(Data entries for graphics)
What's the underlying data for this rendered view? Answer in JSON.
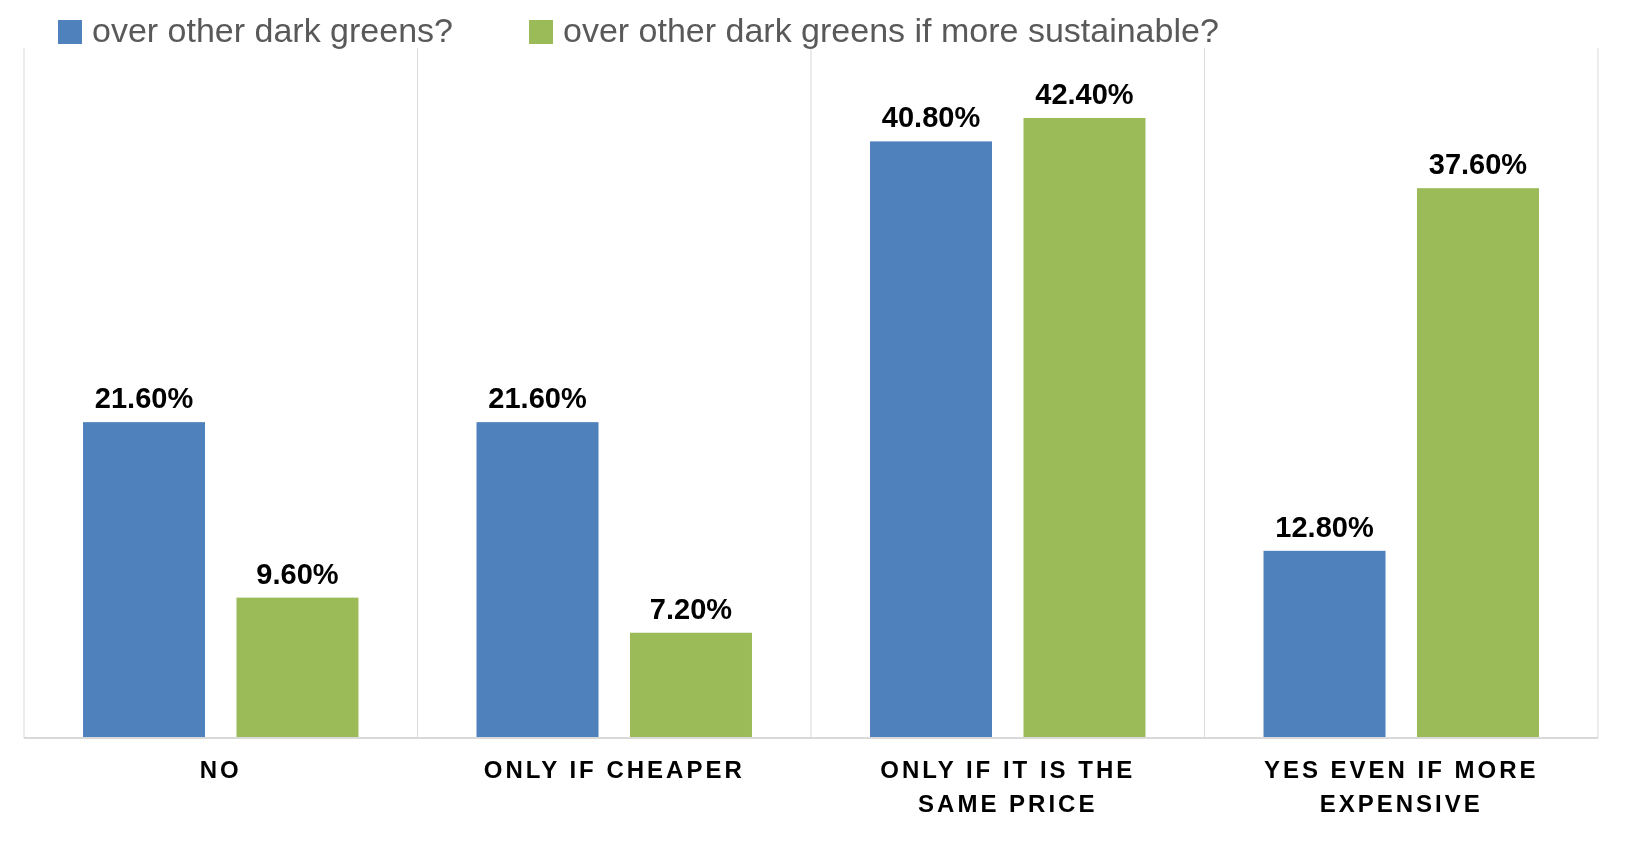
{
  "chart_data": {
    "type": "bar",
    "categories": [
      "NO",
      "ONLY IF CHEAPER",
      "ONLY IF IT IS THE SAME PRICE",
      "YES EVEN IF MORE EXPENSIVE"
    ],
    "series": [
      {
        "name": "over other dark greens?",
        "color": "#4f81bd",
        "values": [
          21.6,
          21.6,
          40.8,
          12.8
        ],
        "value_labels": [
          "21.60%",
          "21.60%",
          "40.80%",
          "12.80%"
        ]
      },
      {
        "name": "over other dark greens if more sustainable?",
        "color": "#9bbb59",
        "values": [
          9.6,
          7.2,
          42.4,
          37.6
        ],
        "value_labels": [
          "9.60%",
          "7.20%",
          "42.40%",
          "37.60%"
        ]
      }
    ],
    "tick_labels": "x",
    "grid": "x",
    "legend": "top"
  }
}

▶ [EXERCISE]
Reproduce the records, all of them, word for word; omit the pictures.

▶ [CORRECT RESULT]
What's the underlying data for this rendered view? Answer in JSON.
{
  "chart_data": {
    "type": "bar",
    "categories": [
      "NO",
      "ONLY IF CHEAPER",
      "ONLY IF IT IS THE SAME PRICE",
      "YES EVEN IF MORE EXPENSIVE"
    ],
    "series": [
      {
        "name": "over other dark greens?",
        "color": "#4f81bd",
        "values": [
          21.6,
          21.6,
          40.8,
          12.8
        ],
        "value_labels": [
          "21.60%",
          "21.60%",
          "40.80%",
          "12.80%"
        ]
      },
      {
        "name": "over other dark greens if more sustainable?",
        "color": "#9bbb59",
        "values": [
          9.6,
          7.2,
          42.4,
          37.6
        ],
        "value_labels": [
          "9.60%",
          "7.20%",
          "42.40%",
          "37.60%"
        ]
      }
    ],
    "tick_labels": "x",
    "grid": "x",
    "legend": "top"
  }
}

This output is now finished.